#### [Work to do]
Filter the listing below, copying every line in which the word "写出反应的化学方程式" appears.

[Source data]
□ □ □ □

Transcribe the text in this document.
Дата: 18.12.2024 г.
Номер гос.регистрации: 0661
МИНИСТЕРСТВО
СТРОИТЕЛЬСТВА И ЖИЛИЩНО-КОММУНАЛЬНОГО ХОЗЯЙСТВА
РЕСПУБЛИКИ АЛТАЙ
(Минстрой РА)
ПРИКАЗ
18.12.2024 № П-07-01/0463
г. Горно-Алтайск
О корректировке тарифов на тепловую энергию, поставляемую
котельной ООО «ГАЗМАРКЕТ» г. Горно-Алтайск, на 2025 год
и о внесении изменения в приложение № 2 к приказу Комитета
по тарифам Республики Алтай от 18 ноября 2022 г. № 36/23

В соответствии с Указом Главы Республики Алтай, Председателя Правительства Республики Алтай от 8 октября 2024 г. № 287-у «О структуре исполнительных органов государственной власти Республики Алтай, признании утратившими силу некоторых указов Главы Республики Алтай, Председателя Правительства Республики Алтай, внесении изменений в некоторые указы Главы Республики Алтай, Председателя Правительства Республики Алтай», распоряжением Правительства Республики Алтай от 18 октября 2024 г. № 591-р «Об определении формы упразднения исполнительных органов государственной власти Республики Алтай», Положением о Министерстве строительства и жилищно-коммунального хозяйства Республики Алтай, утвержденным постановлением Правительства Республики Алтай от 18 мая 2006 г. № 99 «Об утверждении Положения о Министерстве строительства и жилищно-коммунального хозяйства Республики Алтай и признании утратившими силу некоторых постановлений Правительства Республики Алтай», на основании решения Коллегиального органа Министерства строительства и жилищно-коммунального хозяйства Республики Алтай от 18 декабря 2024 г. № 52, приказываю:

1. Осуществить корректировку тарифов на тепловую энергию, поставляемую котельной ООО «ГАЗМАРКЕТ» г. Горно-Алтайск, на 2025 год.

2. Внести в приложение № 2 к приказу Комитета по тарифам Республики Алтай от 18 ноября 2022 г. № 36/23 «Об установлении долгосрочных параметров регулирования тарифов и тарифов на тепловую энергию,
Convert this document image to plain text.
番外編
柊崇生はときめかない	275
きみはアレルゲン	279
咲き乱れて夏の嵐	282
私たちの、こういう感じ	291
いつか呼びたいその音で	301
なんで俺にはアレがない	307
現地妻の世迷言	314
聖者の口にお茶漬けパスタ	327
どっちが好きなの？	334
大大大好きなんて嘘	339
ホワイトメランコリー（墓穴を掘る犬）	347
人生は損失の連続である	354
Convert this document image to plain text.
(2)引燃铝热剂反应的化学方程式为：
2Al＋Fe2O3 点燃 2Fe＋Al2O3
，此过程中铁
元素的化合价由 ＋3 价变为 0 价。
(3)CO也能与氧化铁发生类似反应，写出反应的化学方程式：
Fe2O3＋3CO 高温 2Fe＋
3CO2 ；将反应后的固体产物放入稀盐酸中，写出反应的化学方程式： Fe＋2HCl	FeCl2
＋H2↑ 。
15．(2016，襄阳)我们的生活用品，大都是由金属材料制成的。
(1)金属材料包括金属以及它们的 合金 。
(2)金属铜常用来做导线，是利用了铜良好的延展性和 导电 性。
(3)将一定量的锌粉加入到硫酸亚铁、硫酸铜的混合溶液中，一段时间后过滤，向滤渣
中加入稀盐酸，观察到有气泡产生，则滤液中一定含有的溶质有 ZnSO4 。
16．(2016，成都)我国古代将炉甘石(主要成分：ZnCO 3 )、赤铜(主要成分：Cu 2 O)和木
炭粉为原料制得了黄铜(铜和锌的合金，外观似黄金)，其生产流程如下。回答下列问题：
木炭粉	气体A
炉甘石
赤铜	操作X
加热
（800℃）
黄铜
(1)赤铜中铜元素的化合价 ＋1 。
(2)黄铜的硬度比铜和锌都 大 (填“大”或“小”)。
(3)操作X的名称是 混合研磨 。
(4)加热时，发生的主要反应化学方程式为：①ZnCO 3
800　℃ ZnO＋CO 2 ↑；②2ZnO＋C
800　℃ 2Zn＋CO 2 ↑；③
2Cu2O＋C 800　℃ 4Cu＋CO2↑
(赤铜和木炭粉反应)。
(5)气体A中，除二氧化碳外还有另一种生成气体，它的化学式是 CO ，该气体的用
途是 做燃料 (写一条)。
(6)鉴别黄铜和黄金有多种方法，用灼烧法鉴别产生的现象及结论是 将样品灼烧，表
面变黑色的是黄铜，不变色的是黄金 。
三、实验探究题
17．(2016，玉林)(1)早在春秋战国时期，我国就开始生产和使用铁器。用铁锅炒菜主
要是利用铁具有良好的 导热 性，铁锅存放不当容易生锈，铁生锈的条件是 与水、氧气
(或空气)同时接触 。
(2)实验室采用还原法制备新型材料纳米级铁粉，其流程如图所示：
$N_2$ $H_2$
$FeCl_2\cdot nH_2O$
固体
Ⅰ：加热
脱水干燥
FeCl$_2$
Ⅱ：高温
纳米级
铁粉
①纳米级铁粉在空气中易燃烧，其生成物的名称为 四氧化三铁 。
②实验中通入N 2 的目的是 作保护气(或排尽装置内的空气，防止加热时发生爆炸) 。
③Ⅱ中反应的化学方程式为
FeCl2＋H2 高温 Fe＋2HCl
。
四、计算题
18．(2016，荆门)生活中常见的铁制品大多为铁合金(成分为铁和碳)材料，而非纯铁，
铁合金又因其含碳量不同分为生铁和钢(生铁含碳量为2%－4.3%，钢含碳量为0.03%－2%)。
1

□ □ □ □

#### [Full response]
(3)CO也能与氧化铁发生类似反应，写出反应的化学方程式：
3CO2 ；将反应后的固体产物放入稀盐酸中，写出反应的化学方程式： Fe＋2HCl	FeCl2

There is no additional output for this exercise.